#### [Your instructions]
Which lines below hold the word "grid"? Copy all of them.

########

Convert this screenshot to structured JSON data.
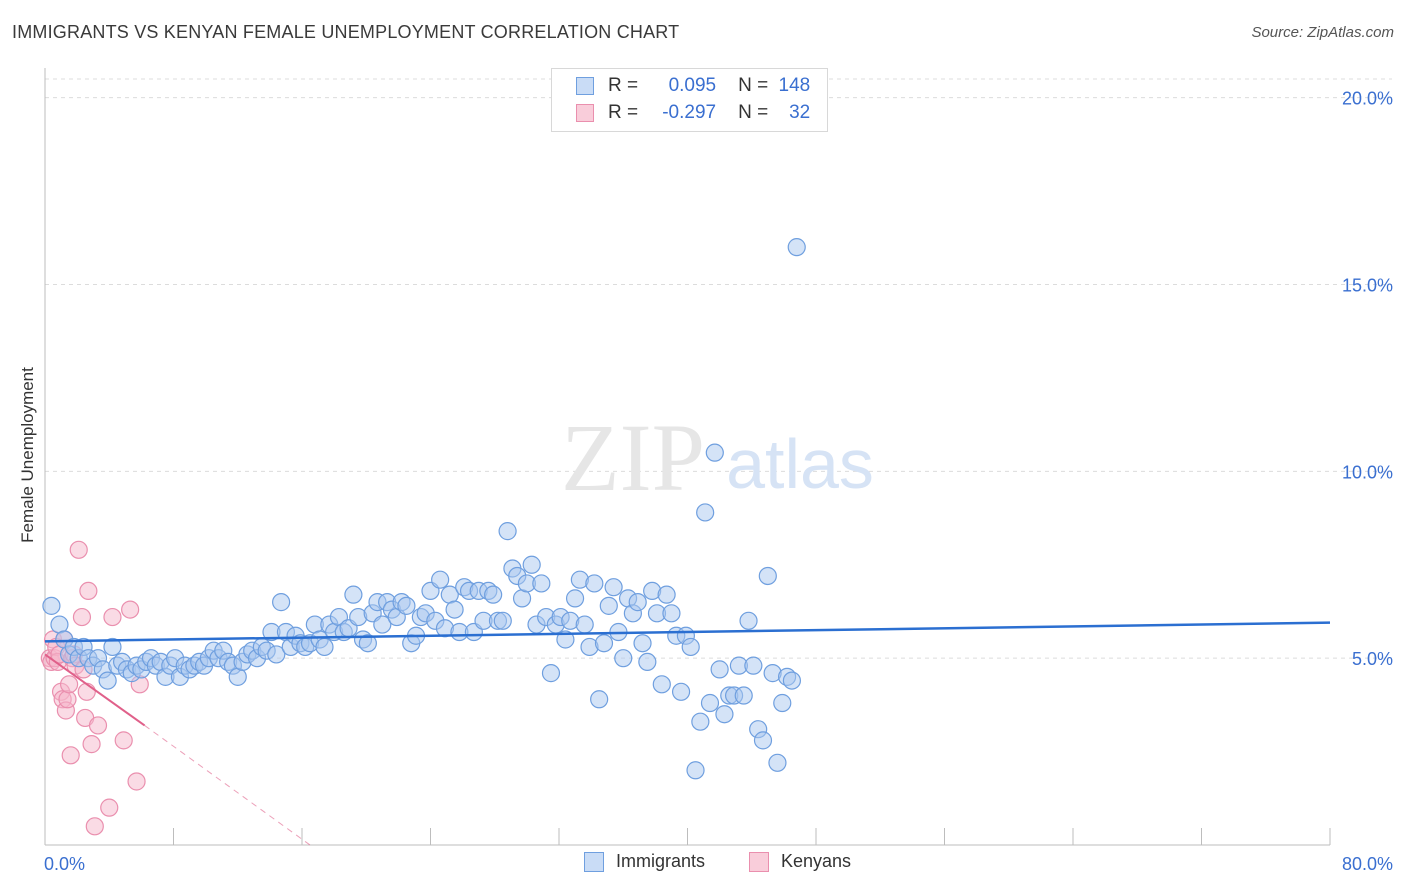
{
  "title": "IMMIGRANTS VS KENYAN FEMALE UNEMPLOYMENT CORRELATION CHART",
  "source": "Source: ZipAtlas.com",
  "watermark": {
    "zip": "ZIP",
    "atlas": "atlas"
  },
  "legend_top": {
    "rows": [
      {
        "r_label": "R =",
        "r_value": "0.095",
        "n_label": "N =",
        "n_value": "148"
      },
      {
        "r_label": "R =",
        "r_value": "-0.297",
        "n_label": "N =",
        "n_value": "32"
      }
    ]
  },
  "colors": {
    "immigrants_fill": "#a9c7f0",
    "immigrants_stroke": "#6f9fdf",
    "immigrants_line": "#2b6fd1",
    "kenyans_fill": "#f6b8cb",
    "kenyans_stroke": "#ea8fae",
    "kenyans_line": "#e0608a",
    "tick_label": "#3a6fd0",
    "grid": "#dcdcdc"
  },
  "chart_data": {
    "type": "scatter",
    "title": "IMMIGRANTS VS KENYAN FEMALE UNEMPLOYMENT CORRELATION CHART",
    "xlabel": "",
    "ylabel": "Female Unemployment",
    "xlim": [
      0,
      80
    ],
    "ylim": [
      0,
      20.5
    ],
    "x_tick_labels": [
      "0.0%",
      "80.0%"
    ],
    "y_ticks": [
      5,
      10,
      15,
      20
    ],
    "y_tick_labels": [
      "5.0%",
      "10.0%",
      "15.0%",
      "20.0%"
    ],
    "grid": "horizontal dashed",
    "legend_placement": "bottom",
    "series": [
      {
        "name": "Immigrants",
        "r": 0.095,
        "n": 148,
        "trend": {
          "x": [
            0,
            80
          ],
          "y": [
            5.45,
            5.95
          ]
        },
        "points": [
          [
            0.4,
            6.4
          ],
          [
            0.9,
            5.9
          ],
          [
            1.2,
            5.5
          ],
          [
            1.5,
            5.1
          ],
          [
            1.8,
            5.3
          ],
          [
            2.1,
            5.0
          ],
          [
            2.4,
            5.3
          ],
          [
            2.7,
            5.0
          ],
          [
            3.0,
            4.8
          ],
          [
            3.3,
            5.0
          ],
          [
            3.6,
            4.7
          ],
          [
            3.9,
            4.4
          ],
          [
            4.2,
            5.3
          ],
          [
            4.5,
            4.8
          ],
          [
            4.8,
            4.9
          ],
          [
            5.1,
            4.7
          ],
          [
            5.4,
            4.6
          ],
          [
            5.7,
            4.8
          ],
          [
            6.0,
            4.7
          ],
          [
            6.3,
            4.9
          ],
          [
            6.6,
            5.0
          ],
          [
            6.9,
            4.8
          ],
          [
            7.2,
            4.9
          ],
          [
            7.5,
            4.5
          ],
          [
            7.8,
            4.8
          ],
          [
            8.1,
            5.0
          ],
          [
            8.4,
            4.5
          ],
          [
            8.7,
            4.8
          ],
          [
            9.0,
            4.7
          ],
          [
            9.3,
            4.8
          ],
          [
            9.6,
            4.9
          ],
          [
            9.9,
            4.8
          ],
          [
            10.2,
            5.0
          ],
          [
            10.5,
            5.2
          ],
          [
            10.8,
            5.0
          ],
          [
            11.1,
            5.2
          ],
          [
            11.4,
            4.9
          ],
          [
            11.7,
            4.8
          ],
          [
            12.0,
            4.5
          ],
          [
            12.3,
            4.9
          ],
          [
            12.6,
            5.1
          ],
          [
            12.9,
            5.2
          ],
          [
            13.2,
            5.0
          ],
          [
            13.5,
            5.3
          ],
          [
            13.8,
            5.2
          ],
          [
            14.1,
            5.7
          ],
          [
            14.4,
            5.1
          ],
          [
            14.7,
            6.5
          ],
          [
            15.0,
            5.7
          ],
          [
            15.3,
            5.3
          ],
          [
            15.6,
            5.6
          ],
          [
            15.9,
            5.4
          ],
          [
            16.2,
            5.3
          ],
          [
            16.5,
            5.4
          ],
          [
            16.8,
            5.9
          ],
          [
            17.1,
            5.5
          ],
          [
            17.4,
            5.3
          ],
          [
            17.7,
            5.9
          ],
          [
            18.0,
            5.7
          ],
          [
            18.3,
            6.1
          ],
          [
            18.6,
            5.7
          ],
          [
            18.9,
            5.8
          ],
          [
            19.2,
            6.7
          ],
          [
            19.5,
            6.1
          ],
          [
            19.8,
            5.5
          ],
          [
            20.1,
            5.4
          ],
          [
            20.4,
            6.2
          ],
          [
            20.7,
            6.5
          ],
          [
            21.0,
            5.9
          ],
          [
            21.3,
            6.5
          ],
          [
            21.6,
            6.3
          ],
          [
            21.9,
            6.1
          ],
          [
            22.2,
            6.5
          ],
          [
            22.5,
            6.4
          ],
          [
            22.8,
            5.4
          ],
          [
            23.1,
            5.6
          ],
          [
            23.4,
            6.1
          ],
          [
            23.7,
            6.2
          ],
          [
            24.0,
            6.8
          ],
          [
            24.3,
            6.0
          ],
          [
            24.6,
            7.1
          ],
          [
            24.9,
            5.8
          ],
          [
            25.2,
            6.7
          ],
          [
            25.5,
            6.3
          ],
          [
            25.8,
            5.7
          ],
          [
            26.1,
            6.9
          ],
          [
            26.4,
            6.8
          ],
          [
            26.7,
            5.7
          ],
          [
            27.0,
            6.8
          ],
          [
            27.3,
            6.0
          ],
          [
            27.6,
            6.8
          ],
          [
            27.9,
            6.7
          ],
          [
            28.2,
            6.0
          ],
          [
            28.5,
            6.0
          ],
          [
            28.8,
            8.4
          ],
          [
            29.1,
            7.4
          ],
          [
            29.4,
            7.2
          ],
          [
            29.7,
            6.6
          ],
          [
            30.0,
            7.0
          ],
          [
            30.3,
            7.5
          ],
          [
            30.6,
            5.9
          ],
          [
            30.9,
            7.0
          ],
          [
            31.2,
            6.1
          ],
          [
            31.5,
            4.6
          ],
          [
            31.8,
            5.9
          ],
          [
            32.1,
            6.1
          ],
          [
            32.4,
            5.5
          ],
          [
            32.7,
            6.0
          ],
          [
            33.0,
            6.6
          ],
          [
            33.3,
            7.1
          ],
          [
            33.6,
            5.9
          ],
          [
            33.9,
            5.3
          ],
          [
            34.2,
            7.0
          ],
          [
            34.5,
            3.9
          ],
          [
            34.8,
            5.4
          ],
          [
            35.1,
            6.4
          ],
          [
            35.4,
            6.9
          ],
          [
            35.7,
            5.7
          ],
          [
            36.0,
            5.0
          ],
          [
            36.3,
            6.6
          ],
          [
            36.6,
            6.2
          ],
          [
            36.9,
            6.5
          ],
          [
            37.2,
            5.4
          ],
          [
            37.5,
            4.9
          ],
          [
            37.8,
            6.8
          ],
          [
            38.1,
            6.2
          ],
          [
            38.4,
            4.3
          ],
          [
            38.7,
            6.7
          ],
          [
            39.0,
            6.2
          ],
          [
            39.3,
            5.6
          ],
          [
            39.6,
            4.1
          ],
          [
            39.9,
            5.6
          ],
          [
            40.2,
            5.3
          ],
          [
            40.5,
            2.0
          ],
          [
            40.8,
            3.3
          ],
          [
            41.1,
            8.9
          ],
          [
            41.4,
            3.8
          ],
          [
            41.7,
            10.5
          ],
          [
            42.0,
            4.7
          ],
          [
            42.3,
            3.5
          ],
          [
            42.6,
            4.0
          ],
          [
            42.9,
            4.0
          ],
          [
            43.2,
            4.8
          ],
          [
            43.5,
            4.0
          ],
          [
            43.8,
            6.0
          ],
          [
            44.1,
            4.8
          ],
          [
            44.4,
            3.1
          ],
          [
            44.7,
            2.8
          ],
          [
            45.0,
            7.2
          ],
          [
            45.3,
            4.6
          ],
          [
            45.6,
            2.2
          ],
          [
            45.9,
            3.8
          ],
          [
            46.2,
            4.5
          ],
          [
            46.5,
            4.4
          ],
          [
            46.8,
            16.0
          ]
        ]
      },
      {
        "name": "Kenyans",
        "r": -0.297,
        "n": 32,
        "trend": {
          "x": [
            0,
            6.2
          ],
          "y": [
            5.1,
            3.2
          ]
        },
        "trend_dashed": {
          "x": [
            6.2,
            16.5
          ],
          "y": [
            3.2,
            0.0
          ]
        },
        "points": [
          [
            0.3,
            5.0
          ],
          [
            0.4,
            4.9
          ],
          [
            0.5,
            5.5
          ],
          [
            0.6,
            5.0
          ],
          [
            0.7,
            5.3
          ],
          [
            0.8,
            4.9
          ],
          [
            0.9,
            5.1
          ],
          [
            1.0,
            4.1
          ],
          [
            1.1,
            3.9
          ],
          [
            1.2,
            5.5
          ],
          [
            1.3,
            3.6
          ],
          [
            1.4,
            3.9
          ],
          [
            1.5,
            4.3
          ],
          [
            1.6,
            2.4
          ],
          [
            1.7,
            5.0
          ],
          [
            1.8,
            5.1
          ],
          [
            1.9,
            4.8
          ],
          [
            2.1,
            7.9
          ],
          [
            2.3,
            6.1
          ],
          [
            2.4,
            4.7
          ],
          [
            2.5,
            3.4
          ],
          [
            2.6,
            4.1
          ],
          [
            2.7,
            6.8
          ],
          [
            2.9,
            2.7
          ],
          [
            3.1,
            0.5
          ],
          [
            3.3,
            3.2
          ],
          [
            4.2,
            6.1
          ],
          [
            4.0,
            1.0
          ],
          [
            4.9,
            2.8
          ],
          [
            5.3,
            6.3
          ],
          [
            5.7,
            1.7
          ],
          [
            5.9,
            4.3
          ]
        ]
      }
    ]
  },
  "legend_bottom": [
    "Immigrants",
    "Kenyans"
  ]
}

########

#### [The output]
    "grid": "#dcdcdc"
    "grid": "horizontal dashed",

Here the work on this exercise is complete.